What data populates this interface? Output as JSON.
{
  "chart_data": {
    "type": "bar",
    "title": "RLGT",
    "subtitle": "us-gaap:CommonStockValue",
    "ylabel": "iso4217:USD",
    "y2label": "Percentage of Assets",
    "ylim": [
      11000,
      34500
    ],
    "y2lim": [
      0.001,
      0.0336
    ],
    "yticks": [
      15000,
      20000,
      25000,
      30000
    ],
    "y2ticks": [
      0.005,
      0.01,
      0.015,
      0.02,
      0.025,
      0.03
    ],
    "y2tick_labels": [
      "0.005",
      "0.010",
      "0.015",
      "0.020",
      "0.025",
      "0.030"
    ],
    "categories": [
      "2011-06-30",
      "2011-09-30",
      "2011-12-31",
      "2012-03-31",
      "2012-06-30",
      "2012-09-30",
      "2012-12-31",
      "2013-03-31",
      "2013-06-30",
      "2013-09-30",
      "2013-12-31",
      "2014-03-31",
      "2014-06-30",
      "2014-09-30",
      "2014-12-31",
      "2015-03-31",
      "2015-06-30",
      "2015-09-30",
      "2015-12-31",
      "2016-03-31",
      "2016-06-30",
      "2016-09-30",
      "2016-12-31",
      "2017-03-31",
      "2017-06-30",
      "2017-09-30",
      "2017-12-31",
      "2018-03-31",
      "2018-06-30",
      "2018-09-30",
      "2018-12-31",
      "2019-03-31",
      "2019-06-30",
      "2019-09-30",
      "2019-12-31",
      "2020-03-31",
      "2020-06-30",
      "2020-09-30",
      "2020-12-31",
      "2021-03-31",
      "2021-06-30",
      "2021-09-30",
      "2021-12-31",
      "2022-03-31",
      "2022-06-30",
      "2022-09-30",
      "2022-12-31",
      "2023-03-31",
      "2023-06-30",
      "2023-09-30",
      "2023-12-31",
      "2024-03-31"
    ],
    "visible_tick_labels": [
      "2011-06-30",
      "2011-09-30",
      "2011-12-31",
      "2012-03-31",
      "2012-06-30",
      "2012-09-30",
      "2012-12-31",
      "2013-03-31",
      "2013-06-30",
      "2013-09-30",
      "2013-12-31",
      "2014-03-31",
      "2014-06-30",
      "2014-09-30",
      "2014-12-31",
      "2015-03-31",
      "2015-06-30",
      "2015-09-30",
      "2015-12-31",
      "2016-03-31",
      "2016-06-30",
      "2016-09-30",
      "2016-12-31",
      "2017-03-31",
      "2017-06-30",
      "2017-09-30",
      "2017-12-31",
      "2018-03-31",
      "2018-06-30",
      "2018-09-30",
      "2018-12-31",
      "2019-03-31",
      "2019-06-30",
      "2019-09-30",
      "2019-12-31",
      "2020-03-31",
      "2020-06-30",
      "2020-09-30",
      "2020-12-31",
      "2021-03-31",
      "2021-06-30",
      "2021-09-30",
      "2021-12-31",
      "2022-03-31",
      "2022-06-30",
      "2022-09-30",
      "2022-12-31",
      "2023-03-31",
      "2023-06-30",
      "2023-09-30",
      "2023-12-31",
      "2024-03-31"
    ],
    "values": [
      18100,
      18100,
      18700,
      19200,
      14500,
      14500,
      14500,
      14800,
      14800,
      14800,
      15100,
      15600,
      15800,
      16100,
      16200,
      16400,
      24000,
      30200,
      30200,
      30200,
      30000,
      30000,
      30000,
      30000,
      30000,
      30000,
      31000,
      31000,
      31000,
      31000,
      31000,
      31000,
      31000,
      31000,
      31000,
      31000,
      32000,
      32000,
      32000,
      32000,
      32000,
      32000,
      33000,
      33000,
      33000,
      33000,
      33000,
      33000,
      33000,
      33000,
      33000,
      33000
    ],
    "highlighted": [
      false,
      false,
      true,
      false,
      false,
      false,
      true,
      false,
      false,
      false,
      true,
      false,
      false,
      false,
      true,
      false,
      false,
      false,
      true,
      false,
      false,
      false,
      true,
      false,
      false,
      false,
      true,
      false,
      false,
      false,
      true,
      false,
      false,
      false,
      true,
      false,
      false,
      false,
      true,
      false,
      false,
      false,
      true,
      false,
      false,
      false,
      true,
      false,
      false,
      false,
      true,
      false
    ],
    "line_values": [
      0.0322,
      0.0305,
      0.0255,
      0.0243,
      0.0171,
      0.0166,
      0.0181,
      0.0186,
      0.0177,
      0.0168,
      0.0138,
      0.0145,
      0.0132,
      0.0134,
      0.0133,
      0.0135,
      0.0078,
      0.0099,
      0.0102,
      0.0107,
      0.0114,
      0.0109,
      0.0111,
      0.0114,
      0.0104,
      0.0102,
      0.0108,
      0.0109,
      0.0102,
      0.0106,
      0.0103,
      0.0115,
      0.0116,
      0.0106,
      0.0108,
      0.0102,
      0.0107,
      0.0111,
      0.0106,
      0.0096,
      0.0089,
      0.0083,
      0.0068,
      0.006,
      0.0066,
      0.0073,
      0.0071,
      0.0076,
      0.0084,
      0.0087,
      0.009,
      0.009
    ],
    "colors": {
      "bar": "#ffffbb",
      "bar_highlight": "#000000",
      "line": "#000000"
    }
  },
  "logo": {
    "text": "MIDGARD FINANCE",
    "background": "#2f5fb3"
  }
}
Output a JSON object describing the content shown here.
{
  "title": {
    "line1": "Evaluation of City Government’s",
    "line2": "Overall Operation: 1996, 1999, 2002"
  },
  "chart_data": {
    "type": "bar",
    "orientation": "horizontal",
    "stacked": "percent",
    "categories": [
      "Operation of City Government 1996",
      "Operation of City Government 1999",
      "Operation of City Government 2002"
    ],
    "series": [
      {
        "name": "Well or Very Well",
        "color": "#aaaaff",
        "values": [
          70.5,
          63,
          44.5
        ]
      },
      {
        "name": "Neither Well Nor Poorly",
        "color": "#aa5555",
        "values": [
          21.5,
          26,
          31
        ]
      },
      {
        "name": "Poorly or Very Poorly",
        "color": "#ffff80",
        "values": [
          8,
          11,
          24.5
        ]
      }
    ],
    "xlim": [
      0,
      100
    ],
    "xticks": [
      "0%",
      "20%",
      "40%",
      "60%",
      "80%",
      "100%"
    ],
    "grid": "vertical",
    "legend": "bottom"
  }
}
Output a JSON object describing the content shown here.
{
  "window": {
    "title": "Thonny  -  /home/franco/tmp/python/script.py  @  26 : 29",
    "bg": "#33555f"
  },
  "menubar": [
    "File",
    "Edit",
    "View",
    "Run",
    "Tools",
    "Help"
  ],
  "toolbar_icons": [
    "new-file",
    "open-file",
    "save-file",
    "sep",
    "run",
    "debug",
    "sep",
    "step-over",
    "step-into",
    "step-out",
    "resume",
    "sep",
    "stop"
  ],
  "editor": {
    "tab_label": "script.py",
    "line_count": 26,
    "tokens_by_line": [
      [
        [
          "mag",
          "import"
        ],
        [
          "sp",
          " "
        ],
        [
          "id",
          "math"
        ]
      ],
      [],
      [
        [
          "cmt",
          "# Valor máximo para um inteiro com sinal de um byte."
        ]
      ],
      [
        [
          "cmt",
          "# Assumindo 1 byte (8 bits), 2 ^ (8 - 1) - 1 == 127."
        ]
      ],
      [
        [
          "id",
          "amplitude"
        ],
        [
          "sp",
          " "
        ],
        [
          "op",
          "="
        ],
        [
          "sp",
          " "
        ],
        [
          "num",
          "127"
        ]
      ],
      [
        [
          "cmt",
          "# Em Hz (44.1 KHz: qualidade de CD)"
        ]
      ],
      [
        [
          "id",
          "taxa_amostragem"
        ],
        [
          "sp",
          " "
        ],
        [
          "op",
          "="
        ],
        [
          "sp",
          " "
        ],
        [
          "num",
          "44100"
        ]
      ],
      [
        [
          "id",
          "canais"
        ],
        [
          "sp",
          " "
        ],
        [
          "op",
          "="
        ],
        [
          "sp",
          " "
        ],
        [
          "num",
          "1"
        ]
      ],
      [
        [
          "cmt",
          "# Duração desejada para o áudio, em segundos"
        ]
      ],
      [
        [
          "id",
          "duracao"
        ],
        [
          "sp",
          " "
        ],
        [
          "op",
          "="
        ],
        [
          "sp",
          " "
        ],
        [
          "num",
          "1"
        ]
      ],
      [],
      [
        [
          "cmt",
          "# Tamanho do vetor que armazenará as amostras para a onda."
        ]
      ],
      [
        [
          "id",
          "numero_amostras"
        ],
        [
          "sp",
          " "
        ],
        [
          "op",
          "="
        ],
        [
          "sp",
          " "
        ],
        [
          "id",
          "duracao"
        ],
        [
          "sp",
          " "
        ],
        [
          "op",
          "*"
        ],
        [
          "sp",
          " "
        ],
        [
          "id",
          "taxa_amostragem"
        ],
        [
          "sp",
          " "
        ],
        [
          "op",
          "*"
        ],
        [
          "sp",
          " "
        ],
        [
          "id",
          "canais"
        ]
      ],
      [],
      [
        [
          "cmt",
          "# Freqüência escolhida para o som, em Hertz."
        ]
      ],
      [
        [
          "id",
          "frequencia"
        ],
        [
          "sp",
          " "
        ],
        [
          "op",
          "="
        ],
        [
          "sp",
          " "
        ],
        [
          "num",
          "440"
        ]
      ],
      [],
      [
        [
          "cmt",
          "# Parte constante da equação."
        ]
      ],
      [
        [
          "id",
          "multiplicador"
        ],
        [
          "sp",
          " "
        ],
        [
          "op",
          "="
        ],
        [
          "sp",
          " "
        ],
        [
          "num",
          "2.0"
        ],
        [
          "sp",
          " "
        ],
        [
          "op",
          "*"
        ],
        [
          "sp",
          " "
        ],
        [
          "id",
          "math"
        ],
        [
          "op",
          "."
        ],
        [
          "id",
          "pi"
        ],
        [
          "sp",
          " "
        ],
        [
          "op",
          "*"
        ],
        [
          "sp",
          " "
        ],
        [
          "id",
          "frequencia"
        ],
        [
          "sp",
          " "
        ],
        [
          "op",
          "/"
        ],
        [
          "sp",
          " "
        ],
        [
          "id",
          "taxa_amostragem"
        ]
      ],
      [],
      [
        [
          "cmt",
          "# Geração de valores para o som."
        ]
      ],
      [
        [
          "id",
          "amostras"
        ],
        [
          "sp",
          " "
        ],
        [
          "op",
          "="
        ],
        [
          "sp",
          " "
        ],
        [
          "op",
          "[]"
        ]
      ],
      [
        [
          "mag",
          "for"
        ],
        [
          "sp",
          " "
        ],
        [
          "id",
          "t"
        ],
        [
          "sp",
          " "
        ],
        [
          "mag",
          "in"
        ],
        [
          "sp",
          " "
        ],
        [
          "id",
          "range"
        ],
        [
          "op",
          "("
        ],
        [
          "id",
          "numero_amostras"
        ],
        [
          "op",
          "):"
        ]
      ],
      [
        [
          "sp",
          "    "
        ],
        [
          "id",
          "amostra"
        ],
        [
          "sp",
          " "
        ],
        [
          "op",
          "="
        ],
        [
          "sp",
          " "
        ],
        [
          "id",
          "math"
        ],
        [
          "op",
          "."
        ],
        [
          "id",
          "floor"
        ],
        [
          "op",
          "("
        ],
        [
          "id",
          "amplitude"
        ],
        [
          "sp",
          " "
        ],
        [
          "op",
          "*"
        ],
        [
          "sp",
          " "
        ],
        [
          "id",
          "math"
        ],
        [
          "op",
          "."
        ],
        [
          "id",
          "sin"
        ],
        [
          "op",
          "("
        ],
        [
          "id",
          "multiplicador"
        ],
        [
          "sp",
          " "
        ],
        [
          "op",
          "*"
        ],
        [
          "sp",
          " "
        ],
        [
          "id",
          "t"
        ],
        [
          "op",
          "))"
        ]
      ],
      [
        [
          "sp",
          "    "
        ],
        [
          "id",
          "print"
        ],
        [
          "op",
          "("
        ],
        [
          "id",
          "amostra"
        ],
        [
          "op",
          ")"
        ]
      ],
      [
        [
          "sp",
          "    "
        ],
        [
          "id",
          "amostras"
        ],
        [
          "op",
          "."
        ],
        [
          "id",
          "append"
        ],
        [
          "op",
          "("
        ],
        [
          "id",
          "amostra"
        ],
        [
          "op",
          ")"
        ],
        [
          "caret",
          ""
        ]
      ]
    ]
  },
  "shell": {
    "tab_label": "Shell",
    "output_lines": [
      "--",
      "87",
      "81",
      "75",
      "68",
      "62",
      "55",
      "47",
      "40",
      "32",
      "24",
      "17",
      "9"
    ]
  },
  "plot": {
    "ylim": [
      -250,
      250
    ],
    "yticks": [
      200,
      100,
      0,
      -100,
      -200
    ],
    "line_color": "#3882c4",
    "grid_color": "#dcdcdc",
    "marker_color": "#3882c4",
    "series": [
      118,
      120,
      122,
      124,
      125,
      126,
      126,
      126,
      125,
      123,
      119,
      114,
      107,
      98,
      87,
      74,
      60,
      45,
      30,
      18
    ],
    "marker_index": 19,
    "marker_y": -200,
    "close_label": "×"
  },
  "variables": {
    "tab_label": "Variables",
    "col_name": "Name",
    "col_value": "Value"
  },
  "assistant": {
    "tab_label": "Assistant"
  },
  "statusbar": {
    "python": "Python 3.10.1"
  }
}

________________

**JOB**
Of the lines above, how many hold the string "Poorly"? Answer with only the number.

**ANSWER BELOW**
2